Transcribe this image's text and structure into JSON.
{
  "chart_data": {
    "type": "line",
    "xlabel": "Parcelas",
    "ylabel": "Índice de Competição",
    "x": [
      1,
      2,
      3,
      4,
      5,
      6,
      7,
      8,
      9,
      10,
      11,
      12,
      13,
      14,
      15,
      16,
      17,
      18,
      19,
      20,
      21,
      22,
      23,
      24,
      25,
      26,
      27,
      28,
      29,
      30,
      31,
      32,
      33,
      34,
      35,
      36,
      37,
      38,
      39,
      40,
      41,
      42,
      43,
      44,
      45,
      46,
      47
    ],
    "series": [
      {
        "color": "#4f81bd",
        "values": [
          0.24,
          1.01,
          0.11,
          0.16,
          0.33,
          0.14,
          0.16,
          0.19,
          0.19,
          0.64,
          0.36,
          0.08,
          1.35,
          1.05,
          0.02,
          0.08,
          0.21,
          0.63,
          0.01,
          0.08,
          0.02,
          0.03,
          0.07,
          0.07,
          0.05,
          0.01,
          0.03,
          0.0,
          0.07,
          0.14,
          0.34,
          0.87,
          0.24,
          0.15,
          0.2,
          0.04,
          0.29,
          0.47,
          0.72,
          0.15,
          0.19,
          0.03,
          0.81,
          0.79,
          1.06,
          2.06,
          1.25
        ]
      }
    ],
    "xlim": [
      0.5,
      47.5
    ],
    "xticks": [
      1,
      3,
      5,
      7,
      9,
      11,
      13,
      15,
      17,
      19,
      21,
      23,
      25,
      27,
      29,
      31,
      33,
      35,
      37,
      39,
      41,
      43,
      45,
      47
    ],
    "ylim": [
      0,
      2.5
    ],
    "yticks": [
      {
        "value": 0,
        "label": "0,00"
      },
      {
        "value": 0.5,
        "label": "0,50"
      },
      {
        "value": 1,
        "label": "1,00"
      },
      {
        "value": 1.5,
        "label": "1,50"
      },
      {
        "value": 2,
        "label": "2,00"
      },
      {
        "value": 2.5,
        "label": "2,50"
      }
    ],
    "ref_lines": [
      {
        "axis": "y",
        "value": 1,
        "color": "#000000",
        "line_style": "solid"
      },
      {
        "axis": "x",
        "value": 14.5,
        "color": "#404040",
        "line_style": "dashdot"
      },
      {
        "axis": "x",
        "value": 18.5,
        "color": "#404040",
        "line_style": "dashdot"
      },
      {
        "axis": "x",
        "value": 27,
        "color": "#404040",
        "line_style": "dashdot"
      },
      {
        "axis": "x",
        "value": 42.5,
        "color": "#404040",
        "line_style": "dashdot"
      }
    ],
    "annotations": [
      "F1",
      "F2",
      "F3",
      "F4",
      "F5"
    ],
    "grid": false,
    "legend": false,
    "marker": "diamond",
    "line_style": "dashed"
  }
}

* [Direction] Reproduce every line of the data verbatim.

* [Task response]
Transcribe this image's text and structure into JSON.
{
  "chart_data": {
    "type": "line",
    "xlabel": "Parcelas",
    "ylabel": "Índice de Competição",
    "x": [
      1,
      2,
      3,
      4,
      5,
      6,
      7,
      8,
      9,
      10,
      11,
      12,
      13,
      14,
      15,
      16,
      17,
      18,
      19,
      20,
      21,
      22,
      23,
      24,
      25,
      26,
      27,
      28,
      29,
      30,
      31,
      32,
      33,
      34,
      35,
      36,
      37,
      38,
      39,
      40,
      41,
      42,
      43,
      44,
      45,
      46,
      47
    ],
    "series": [
      {
        "color": "#4f81bd",
        "values": [
          0.24,
          1.01,
          0.11,
          0.16,
          0.33,
          0.14,
          0.16,
          0.19,
          0.19,
          0.64,
          0.36,
          0.08,
          1.35,
          1.05,
          0.02,
          0.08,
          0.21,
          0.63,
          0.01,
          0.08,
          0.02,
          0.03,
          0.07,
          0.07,
          0.05,
          0.01,
          0.03,
          0.0,
          0.07,
          0.14,
          0.34,
          0.87,
          0.24,
          0.15,
          0.2,
          0.04,
          0.29,
          0.47,
          0.72,
          0.15,
          0.19,
          0.03,
          0.81,
          0.79,
          1.06,
          2.06,
          1.25
        ]
      }
    ],
    "xlim": [
      0.5,
      47.5
    ],
    "xticks": [
      1,
      3,
      5,
      7,
      9,
      11,
      13,
      15,
      17,
      19,
      21,
      23,
      25,
      27,
      29,
      31,
      33,
      35,
      37,
      39,
      41,
      43,
      45,
      47
    ],
    "ylim": [
      0,
      2.5
    ],
    "yticks": [
      {
        "value": 0,
        "label": "0,00"
      },
      {
        "value": 0.5,
        "label": "0,50"
      },
      {
        "value": 1,
        "label": "1,00"
      },
      {
        "value": 1.5,
        "label": "1,50"
      },
      {
        "value": 2,
        "label": "2,00"
      },
      {
        "value": 2.5,
        "label": "2,50"
      }
    ],
    "ref_lines": [
      {
        "axis": "y",
        "value": 1,
        "color": "#000000",
        "line_style": "solid"
      },
      {
        "axis": "x",
        "value": 14.5,
        "color": "#404040",
        "line_style": "dashdot"
      },
      {
        "axis": "x",
        "value": 18.5,
        "color": "#404040",
        "line_style": "dashdot"
      },
      {
        "axis": "x",
        "value": 27,
        "color": "#404040",
        "line_style": "dashdot"
      },
      {
        "axis": "x",
        "value": 42.5,
        "color": "#404040",
        "line_style": "dashdot"
      }
    ],
    "annotations": [
      "F1",
      "F2",
      "F3",
      "F4",
      "F5"
    ],
    "grid": false,
    "legend": false,
    "marker": "diamond",
    "line_style": "dashed"
  }
}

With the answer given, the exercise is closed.